--- Record set ---

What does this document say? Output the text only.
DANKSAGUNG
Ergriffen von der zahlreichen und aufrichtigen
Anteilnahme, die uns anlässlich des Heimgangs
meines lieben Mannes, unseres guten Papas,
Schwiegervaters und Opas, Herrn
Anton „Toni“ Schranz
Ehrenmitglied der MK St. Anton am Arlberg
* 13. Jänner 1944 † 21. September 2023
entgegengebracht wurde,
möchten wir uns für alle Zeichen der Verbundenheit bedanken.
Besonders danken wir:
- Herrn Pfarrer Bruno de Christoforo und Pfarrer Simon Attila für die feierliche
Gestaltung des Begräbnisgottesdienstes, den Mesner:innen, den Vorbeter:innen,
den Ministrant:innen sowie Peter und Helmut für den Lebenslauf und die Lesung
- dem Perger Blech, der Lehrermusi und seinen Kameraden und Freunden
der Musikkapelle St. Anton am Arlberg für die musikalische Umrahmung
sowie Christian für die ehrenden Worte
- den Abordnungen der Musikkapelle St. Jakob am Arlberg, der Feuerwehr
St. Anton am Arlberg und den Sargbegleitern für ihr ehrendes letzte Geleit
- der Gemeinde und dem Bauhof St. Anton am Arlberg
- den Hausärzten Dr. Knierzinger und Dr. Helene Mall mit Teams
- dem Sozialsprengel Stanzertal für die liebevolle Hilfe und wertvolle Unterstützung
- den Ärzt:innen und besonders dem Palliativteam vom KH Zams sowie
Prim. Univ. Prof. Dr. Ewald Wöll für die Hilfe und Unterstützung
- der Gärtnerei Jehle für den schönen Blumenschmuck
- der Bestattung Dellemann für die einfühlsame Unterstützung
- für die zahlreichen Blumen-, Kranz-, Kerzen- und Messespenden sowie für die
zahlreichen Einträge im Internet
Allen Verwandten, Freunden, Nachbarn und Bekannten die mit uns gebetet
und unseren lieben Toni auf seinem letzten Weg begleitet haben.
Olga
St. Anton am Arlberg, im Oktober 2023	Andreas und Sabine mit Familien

---

### Written exercise
Write down all the entries again without a single difference.

### Task output
What does this document say? Output the text only.
DANKSAGUNG
Ergriffen von der zahlreichen und aufrichtigen
Anteilnahme, die uns anlässlich des Heimgangs
meines lieben Mannes, unseres guten Papas,
Schwiegervaters und Opas, Herrn
Anton „Toni“ Schranz
Ehrenmitglied der MK St. Anton am Arlberg
* 13. Jänner 1944 † 21. September 2023
entgegengebracht wurde,
möchten wir uns für alle Zeichen der Verbundenheit bedanken.
Besonders danken wir:
- Herrn Pfarrer Bruno de Christoforo und Pfarrer Simon Attila für die feierliche
Gestaltung des Begräbnisgottesdienstes, den Mesner:innen, den Vorbeter:innen,
den Ministrant:innen sowie Peter und Helmut für den Lebenslauf und die Lesung
- dem Perger Blech, der Lehrermusi und seinen Kameraden und Freunden
der Musikkapelle St. Anton am Arlberg für die musikalische Umrahmung
sowie Christian für die ehrenden Worte
- den Abordnungen der Musikkapelle St. Jakob am Arlberg, der Feuerwehr
St. Anton am Arlberg und den Sargbegleitern für ihr ehrendes letzte Geleit
- der Gemeinde und dem Bauhof St. Anton am Arlberg
- den Hausärzten Dr. Knierzinger und Dr. Helene Mall mit Teams
- dem Sozialsprengel Stanzertal für die liebevolle Hilfe und wertvolle Unterstützung
- den Ärzt:innen und besonders dem Palliativteam vom KH Zams sowie
Prim. Univ. Prof. Dr. Ewald Wöll für die Hilfe und Unterstützung
- der Gärtnerei Jehle für den schönen Blumenschmuck
- der Bestattung Dellemann für die einfühlsame Unterstützung
- für die zahlreichen Blumen-, Kranz-, Kerzen- und Messespenden sowie für die
zahlreichen Einträge im Internet
Allen Verwandten, Freunden, Nachbarn und Bekannten die mit uns gebetet
und unseren lieben Toni auf seinem letzten Weg begleitet haben.
Olga
St. Anton am Arlberg, im Oktober 2023	Andreas und Sabine mit Familien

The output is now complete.